▶ _Work instructions_
Determine how many lines of this material contain "время". Give only the number.

"""

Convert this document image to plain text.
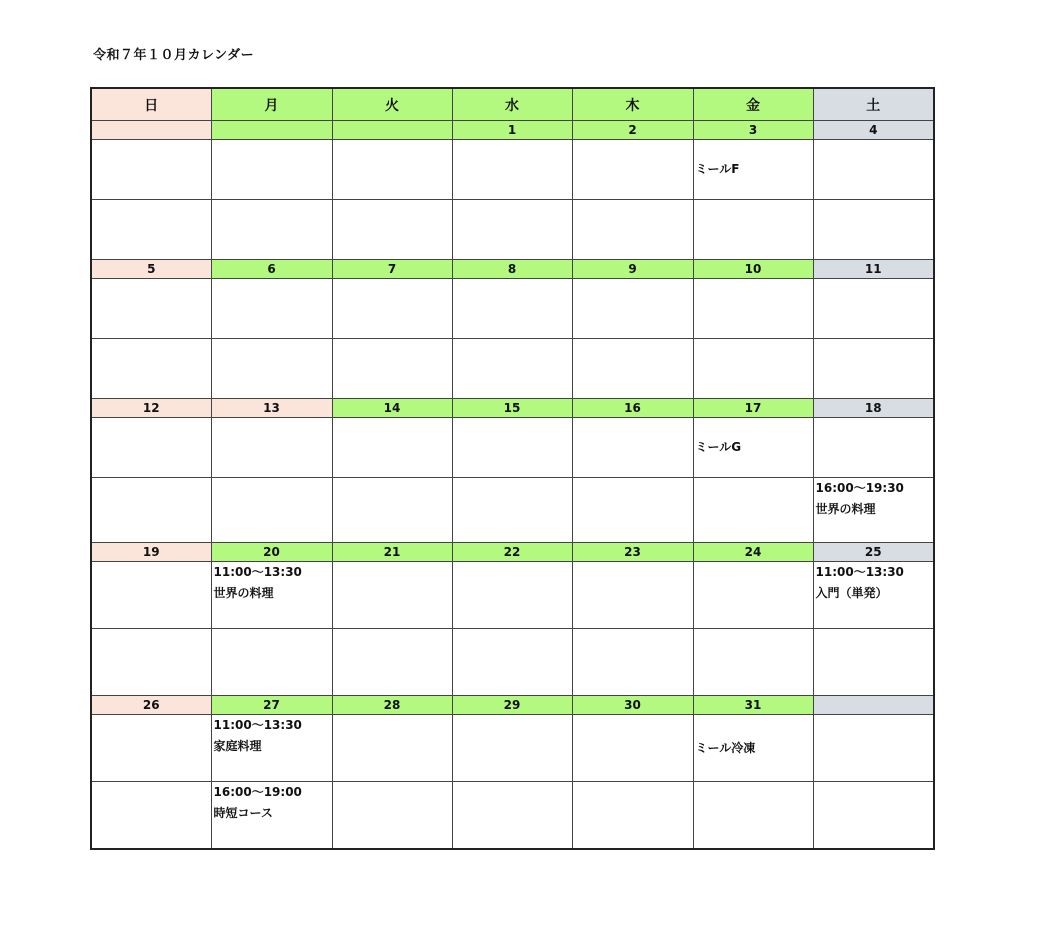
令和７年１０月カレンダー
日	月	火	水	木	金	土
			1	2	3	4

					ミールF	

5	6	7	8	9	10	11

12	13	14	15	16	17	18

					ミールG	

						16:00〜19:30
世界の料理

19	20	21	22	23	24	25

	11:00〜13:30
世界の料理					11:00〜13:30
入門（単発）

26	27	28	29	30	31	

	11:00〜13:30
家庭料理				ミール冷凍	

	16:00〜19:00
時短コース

"""
"""

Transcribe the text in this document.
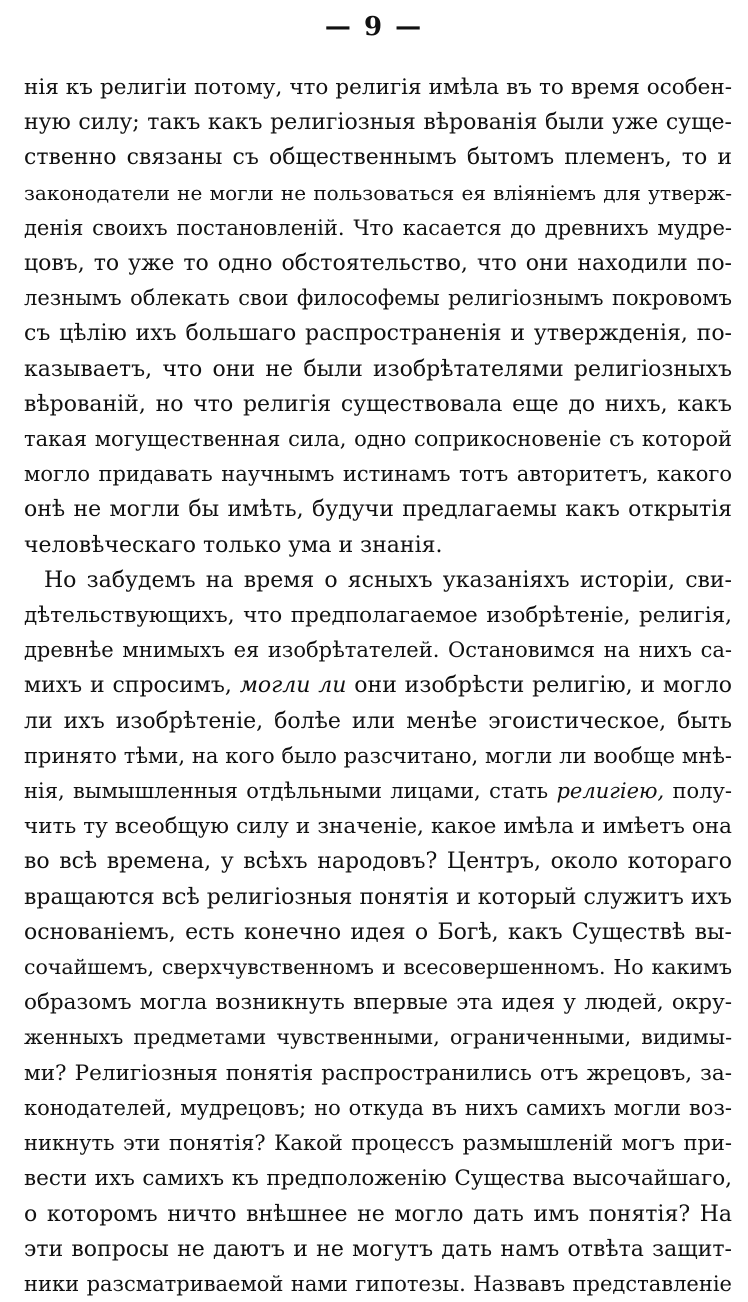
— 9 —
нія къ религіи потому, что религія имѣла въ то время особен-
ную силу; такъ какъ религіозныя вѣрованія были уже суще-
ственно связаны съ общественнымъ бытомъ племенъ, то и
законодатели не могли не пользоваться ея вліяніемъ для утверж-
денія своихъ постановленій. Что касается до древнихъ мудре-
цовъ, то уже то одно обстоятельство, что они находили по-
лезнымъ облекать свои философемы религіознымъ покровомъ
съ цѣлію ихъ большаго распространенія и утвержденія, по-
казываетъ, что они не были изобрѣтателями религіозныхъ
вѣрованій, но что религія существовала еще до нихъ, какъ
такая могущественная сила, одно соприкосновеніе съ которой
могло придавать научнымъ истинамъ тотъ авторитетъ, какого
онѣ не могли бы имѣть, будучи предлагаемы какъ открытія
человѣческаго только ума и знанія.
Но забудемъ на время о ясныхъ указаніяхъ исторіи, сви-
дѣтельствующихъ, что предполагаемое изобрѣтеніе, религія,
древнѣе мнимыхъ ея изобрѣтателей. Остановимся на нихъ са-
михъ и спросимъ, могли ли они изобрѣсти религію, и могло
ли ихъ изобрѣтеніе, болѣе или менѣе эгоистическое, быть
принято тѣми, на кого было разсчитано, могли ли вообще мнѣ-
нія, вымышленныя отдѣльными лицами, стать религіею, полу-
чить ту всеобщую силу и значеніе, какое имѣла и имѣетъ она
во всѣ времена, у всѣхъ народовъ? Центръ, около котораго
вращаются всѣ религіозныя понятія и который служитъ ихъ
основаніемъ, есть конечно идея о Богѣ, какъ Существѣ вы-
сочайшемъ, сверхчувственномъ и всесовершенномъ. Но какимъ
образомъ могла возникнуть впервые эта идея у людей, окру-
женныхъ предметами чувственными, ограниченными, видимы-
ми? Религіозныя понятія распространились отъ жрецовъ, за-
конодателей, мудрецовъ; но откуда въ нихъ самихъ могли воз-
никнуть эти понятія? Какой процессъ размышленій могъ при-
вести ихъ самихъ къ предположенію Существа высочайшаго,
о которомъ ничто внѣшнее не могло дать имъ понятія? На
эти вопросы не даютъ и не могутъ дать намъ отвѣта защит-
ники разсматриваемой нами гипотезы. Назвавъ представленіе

"""

▶ _Task output_
2